* **Texto**:
Cada 9 de abril se celebra el Día de la Cardiología Argentina, también conocido como el Día del Cardiólogo. Esta fecha fue establecida en reconocimiento a la creación de la Sociedad Argentina de Cardiología (SAC), institución que fue fundada el 9 de abril de 1937.

El propósito principal de esta efeméride es reconocer la invaluable labor de los médicos especialistas encargados de diagnosticar y tratar las afecciones del corazón y del sistema circulatorio.
Es en homenaje a la Sociedad Argentina de Cardiología. El día 3 de diciembre de 2014 fue sancionada por el Congreso Nacional la Ley 27.052 que instituyó esta fecha. Por eso el día 9 de abril de cada año se celebra el “Día de la Cardiología Argentina”.

* **Datos**:
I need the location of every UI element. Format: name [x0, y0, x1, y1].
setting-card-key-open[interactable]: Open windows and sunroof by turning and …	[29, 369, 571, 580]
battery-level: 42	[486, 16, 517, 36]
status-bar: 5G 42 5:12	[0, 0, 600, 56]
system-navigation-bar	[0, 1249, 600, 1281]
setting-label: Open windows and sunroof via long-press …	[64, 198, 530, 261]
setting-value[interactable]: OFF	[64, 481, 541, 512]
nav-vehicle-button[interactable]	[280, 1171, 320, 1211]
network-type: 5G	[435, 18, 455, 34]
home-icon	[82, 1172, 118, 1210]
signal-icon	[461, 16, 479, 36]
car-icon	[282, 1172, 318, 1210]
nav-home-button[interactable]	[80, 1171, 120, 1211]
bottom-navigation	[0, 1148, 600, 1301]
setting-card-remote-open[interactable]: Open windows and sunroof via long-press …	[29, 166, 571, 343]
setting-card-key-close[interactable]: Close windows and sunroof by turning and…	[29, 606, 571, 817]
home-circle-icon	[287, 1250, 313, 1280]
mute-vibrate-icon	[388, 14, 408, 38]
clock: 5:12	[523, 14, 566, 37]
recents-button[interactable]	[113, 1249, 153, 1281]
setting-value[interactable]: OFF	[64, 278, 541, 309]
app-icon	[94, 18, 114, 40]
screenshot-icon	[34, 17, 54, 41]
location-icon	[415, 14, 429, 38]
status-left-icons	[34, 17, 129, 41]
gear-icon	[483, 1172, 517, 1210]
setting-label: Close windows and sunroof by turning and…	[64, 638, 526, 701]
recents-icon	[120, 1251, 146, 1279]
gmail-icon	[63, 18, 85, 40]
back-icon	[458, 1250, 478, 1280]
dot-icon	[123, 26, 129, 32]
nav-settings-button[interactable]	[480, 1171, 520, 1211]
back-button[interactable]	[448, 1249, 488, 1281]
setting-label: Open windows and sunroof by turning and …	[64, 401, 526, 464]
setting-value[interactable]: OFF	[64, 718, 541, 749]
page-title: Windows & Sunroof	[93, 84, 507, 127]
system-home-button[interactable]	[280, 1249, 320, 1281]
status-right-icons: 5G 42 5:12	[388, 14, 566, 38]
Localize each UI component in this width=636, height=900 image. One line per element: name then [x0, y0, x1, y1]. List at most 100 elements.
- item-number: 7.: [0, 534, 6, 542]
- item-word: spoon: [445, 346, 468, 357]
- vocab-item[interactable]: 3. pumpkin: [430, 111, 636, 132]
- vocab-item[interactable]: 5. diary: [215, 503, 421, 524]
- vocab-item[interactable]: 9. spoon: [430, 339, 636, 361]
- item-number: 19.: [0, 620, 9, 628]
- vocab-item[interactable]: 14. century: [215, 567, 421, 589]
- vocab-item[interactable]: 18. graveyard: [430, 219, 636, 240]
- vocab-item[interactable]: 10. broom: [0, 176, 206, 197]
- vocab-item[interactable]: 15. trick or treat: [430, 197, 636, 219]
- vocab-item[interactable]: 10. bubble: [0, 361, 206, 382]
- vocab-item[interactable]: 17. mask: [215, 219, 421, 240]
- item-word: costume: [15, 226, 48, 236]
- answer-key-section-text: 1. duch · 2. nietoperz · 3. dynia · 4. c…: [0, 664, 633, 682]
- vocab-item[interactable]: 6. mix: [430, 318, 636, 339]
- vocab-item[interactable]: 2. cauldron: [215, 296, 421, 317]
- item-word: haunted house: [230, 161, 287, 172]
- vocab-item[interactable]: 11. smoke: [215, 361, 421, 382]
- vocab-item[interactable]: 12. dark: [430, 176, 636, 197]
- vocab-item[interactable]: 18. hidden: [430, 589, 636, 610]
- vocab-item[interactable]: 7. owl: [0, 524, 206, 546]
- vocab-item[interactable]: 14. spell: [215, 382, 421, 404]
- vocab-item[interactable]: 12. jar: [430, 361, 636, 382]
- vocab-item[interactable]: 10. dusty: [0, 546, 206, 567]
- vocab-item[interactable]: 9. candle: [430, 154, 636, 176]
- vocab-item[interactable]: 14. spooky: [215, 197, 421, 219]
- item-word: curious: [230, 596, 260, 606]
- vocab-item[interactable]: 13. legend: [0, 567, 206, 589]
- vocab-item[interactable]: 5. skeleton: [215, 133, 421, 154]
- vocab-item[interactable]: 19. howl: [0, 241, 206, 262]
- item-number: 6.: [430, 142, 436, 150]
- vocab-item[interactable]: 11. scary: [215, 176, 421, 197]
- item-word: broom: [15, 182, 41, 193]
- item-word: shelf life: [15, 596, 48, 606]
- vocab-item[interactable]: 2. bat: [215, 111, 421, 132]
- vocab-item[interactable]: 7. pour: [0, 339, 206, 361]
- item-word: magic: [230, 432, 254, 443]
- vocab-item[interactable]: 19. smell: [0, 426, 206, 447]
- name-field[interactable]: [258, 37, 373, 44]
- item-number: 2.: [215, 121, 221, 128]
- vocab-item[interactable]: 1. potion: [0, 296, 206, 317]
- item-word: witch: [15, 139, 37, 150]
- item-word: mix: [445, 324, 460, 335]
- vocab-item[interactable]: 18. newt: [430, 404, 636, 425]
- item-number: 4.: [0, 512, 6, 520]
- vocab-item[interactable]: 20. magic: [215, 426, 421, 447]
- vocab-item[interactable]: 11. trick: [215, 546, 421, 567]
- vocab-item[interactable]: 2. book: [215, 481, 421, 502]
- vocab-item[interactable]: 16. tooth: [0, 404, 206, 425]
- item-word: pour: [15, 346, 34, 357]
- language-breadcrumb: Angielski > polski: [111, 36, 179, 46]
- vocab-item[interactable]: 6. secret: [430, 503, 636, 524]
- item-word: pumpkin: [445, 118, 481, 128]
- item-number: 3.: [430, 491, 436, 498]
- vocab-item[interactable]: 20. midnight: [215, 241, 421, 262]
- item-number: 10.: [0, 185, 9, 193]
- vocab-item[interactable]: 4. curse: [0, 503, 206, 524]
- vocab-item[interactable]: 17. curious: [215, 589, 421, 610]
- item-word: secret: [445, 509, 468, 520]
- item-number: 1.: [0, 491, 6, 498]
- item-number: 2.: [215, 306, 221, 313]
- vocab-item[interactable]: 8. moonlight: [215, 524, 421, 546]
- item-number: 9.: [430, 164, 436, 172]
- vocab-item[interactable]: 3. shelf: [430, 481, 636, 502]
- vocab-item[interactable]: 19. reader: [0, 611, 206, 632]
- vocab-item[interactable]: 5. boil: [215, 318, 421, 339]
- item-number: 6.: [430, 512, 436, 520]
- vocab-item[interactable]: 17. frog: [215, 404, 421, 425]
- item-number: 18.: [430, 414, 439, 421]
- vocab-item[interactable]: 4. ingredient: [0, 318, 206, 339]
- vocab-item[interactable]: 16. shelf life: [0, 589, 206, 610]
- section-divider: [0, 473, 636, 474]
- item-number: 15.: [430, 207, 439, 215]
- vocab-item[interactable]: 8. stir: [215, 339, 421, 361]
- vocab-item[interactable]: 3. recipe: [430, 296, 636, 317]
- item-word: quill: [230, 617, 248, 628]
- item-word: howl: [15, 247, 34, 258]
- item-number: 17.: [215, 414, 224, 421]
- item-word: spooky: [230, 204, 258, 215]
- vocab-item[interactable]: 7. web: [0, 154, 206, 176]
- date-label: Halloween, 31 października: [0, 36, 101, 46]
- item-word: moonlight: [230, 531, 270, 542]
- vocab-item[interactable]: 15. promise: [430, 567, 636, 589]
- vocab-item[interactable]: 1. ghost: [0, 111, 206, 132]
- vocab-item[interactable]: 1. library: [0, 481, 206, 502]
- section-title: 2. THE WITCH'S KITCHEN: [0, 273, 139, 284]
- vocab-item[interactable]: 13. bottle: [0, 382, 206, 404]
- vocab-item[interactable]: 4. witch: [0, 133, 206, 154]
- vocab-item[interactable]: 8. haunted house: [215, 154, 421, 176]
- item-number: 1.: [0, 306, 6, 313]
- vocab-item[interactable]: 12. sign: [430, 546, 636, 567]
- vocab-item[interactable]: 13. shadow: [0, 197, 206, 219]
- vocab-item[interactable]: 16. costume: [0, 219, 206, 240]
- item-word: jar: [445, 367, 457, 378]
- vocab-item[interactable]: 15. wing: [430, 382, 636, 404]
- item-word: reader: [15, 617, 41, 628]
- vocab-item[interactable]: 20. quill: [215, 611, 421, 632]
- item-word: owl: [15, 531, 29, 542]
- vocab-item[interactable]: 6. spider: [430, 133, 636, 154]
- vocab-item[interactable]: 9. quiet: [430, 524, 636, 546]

* **Preguntas para responder**:
**a.** Anota todos los números escritos con cifras en el texto sobre el Día de la Cardiología Argentina, sin repetir ninguno.
**b.** Sigue escribiendo el texto sobre el Día de la Cardiología Argentina a partir de su última oración.

* **Respuestas**:
**a.** 9, 1937, 3, 2014, 27.052

**b.**
La Sociedad Argentina de Cardiología nace casi como consecuencia de la edición de la primera Revista Argentina de Cardiología. La creación de la Revista permitió, entre otros logros, la recolección de información y estadística y demostró el fuerte impacto de la morbimortalidad de la enfermedad cardiovascular en la Argentina.
Cabe destacar y reflexionar acerca de la importancia de la labor de cardiólogos argentinos como el doctor René Gerónimo Favaloro, prestigioso educador y médico cardiocirujano reconocido mundialmente por ser quien desarrolló el bypass coronario en el mundo con empleo de vena safena. Su legado científico y solidario materializado en el Instituto de Cardiología y Cirugía Cardiovascular de la Fundación Favaloro, entidad sin fines de lucro, marca un ejemplo para todos los profesionales al servicio del humanismo médico.
Tradicionalmente, se asociaba al cardiólogo con la urgencia o la cirugía. Sin embargo, el rol moderno de este profesional en Santa Fe y en todo el país ha virado hacia la prevención primaria. El diagnóstico temprano permite identificar anomalías antes de que se conviertan en eventos críticos como infartos o accidentes cerebrovasculares (ACV).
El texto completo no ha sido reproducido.